The request: Which lines hold the string "elämässä"? Copy every one of them.

Dataset records:
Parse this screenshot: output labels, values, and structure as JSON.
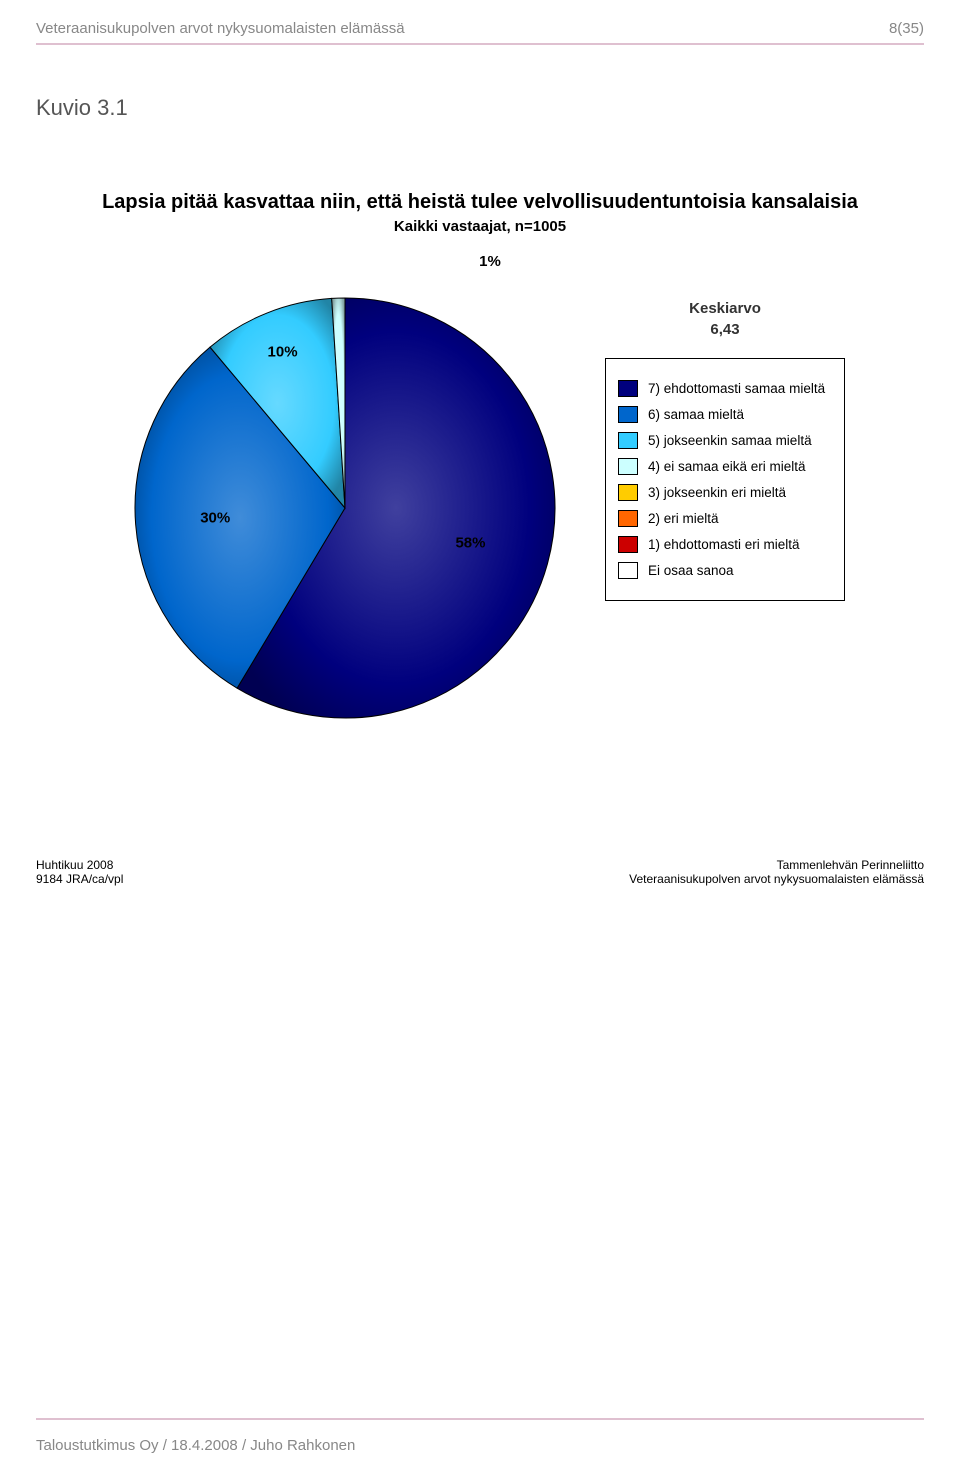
{
  "header": {
    "title": "Veteraanisukupolven arvot nykysuomalaisten elämässä",
    "page_num": "8(35)"
  },
  "kuvio_label": "Kuvio 3.1",
  "chart": {
    "type": "pie",
    "title": "Lapsia pitää kasvattaa niin, että heistä tulee velvollisuudentuntoisia kansalaisia",
    "subtitle": "Kaikki vastaajat, n=1005",
    "background_color": "#ffffff",
    "radius_outer": 210,
    "radius_inner_shade": 0,
    "slices": [
      {
        "value": 58,
        "label": "58%",
        "color": "#00007e",
        "legend_key": "7) ehdottomasti samaa mieltä"
      },
      {
        "value": 30,
        "label": "30%",
        "color": "#0066cc",
        "legend_key": "6) samaa mieltä"
      },
      {
        "value": 10,
        "label": "10%",
        "color": "#33ccff",
        "legend_key": "5) jokseenkin samaa mieltä"
      },
      {
        "value": 1,
        "label": "1%",
        "color": "#ccffff",
        "legend_key": "4) ei samaa eikä eri mieltä",
        "tiny_label_outside": true
      }
    ],
    "start_angle_deg": 90,
    "stroke_color": "#000000",
    "stroke_width": 1,
    "label_fontsize": 15,
    "label_radius_factor": 0.62
  },
  "legend": {
    "header_top": "Keskiarvo",
    "header_value": "6,43",
    "items": [
      {
        "color": "#00007e",
        "label": "7) ehdottomasti samaa mieltä"
      },
      {
        "color": "#0066cc",
        "label": "6) samaa mieltä"
      },
      {
        "color": "#33ccff",
        "label": "5) jokseenkin samaa mieltä"
      },
      {
        "color": "#ccffff",
        "label": "4) ei samaa eikä eri mieltä"
      },
      {
        "color": "#ffcc00",
        "label": "3) jokseenkin eri mieltä"
      },
      {
        "color": "#ff6600",
        "label": "2) eri mieltä"
      },
      {
        "color": "#cc0000",
        "label": "1) ehdottomasti eri mieltä"
      },
      {
        "color": "#ffffff",
        "label": "Ei osaa sanoa"
      }
    ]
  },
  "source": {
    "left_line1": "Huhtikuu 2008",
    "left_line2": "9184 JRA/ca/vpl",
    "right_line1": "Tammenlehvän Perinneliitto",
    "right_line2": "Veteraanisukupolven arvot nykysuomalaisten elämässä"
  },
  "footer": {
    "text": "Taloustutkimus Oy / 18.4.2008 / Juho Rahkonen"
  },
  "colors": {
    "rule": "#dfc0d0",
    "header_text": "#888888",
    "body_text": "#000000"
  }
}
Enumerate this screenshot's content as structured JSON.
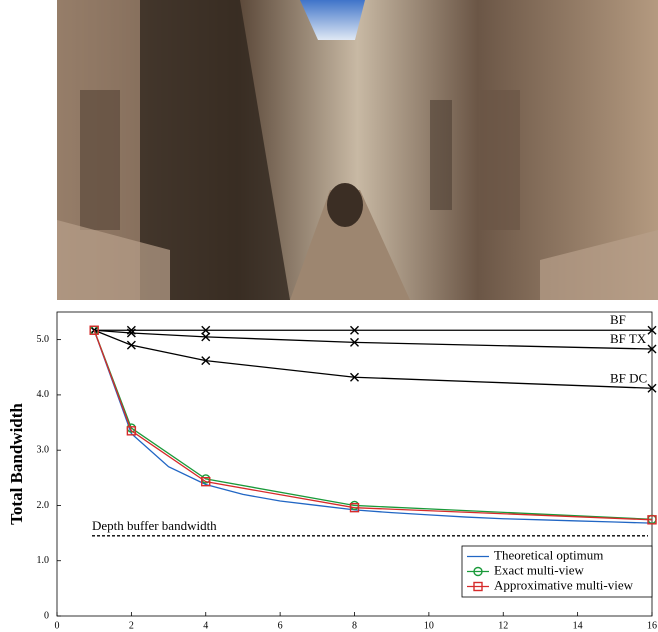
{
  "chart_data": {
    "type": "line",
    "ylabel": "Total Bandwidth",
    "xlim": [
      0,
      16
    ],
    "xticks": [
      0,
      2,
      4,
      6,
      8,
      10,
      12,
      14,
      16
    ],
    "ylim": [
      0,
      5.5
    ],
    "yticks": [
      0,
      {
        "value": 1,
        "label": "1.0"
      },
      {
        "value": 2,
        "label": "2.0"
      },
      {
        "value": 3,
        "label": "3.0"
      },
      {
        "value": 4,
        "label": "4.0"
      },
      {
        "value": 5,
        "label": "5.0"
      }
    ],
    "series": [
      {
        "name": "BF",
        "color": "#000000",
        "marker": "x",
        "x": [
          1,
          2,
          4,
          8,
          16
        ],
        "values": [
          5.17,
          5.17,
          5.17,
          5.17,
          5.17
        ]
      },
      {
        "name": "BF TX",
        "color": "#000000",
        "marker": "x",
        "x": [
          1,
          2,
          4,
          8,
          16
        ],
        "values": [
          5.17,
          5.12,
          5.05,
          4.95,
          4.83
        ]
      },
      {
        "name": "BF DC",
        "color": "#000000",
        "marker": "x",
        "x": [
          1,
          2,
          4,
          8,
          16
        ],
        "values": [
          5.17,
          4.9,
          4.62,
          4.32,
          4.12
        ]
      },
      {
        "name": "Theoretical optimum",
        "color": "#2166c4",
        "marker": "none",
        "x": [
          1,
          2,
          3,
          4,
          5,
          6,
          7,
          8,
          9,
          10,
          11,
          12,
          13,
          14,
          15,
          16
        ],
        "values": [
          5.17,
          3.3,
          2.7,
          2.38,
          2.2,
          2.08,
          2.0,
          1.92,
          1.87,
          1.83,
          1.79,
          1.76,
          1.74,
          1.72,
          1.7,
          1.68
        ]
      },
      {
        "name": "Exact multi-view",
        "color": "#1a9a3a",
        "marker": "circle",
        "x": [
          1,
          2,
          4,
          8,
          16
        ],
        "values": [
          5.17,
          3.4,
          2.48,
          2.0,
          1.75
        ]
      },
      {
        "name": "Approximative multi-view",
        "color": "#d62b2b",
        "marker": "square",
        "x": [
          1,
          2,
          4,
          8,
          16
        ],
        "values": [
          5.17,
          3.35,
          2.43,
          1.96,
          1.74
        ]
      }
    ],
    "reference_line": {
      "label": "Depth buffer bandwidth",
      "value": 1.45
    },
    "legend": "lower right"
  }
}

Solution to this problem:
    "title": "Veteraanisukupolven arvot nykysuomalaisten elämässä",
    "right_line2": "Veteraanisukupolven arvot nykysuomalaisten elämässä"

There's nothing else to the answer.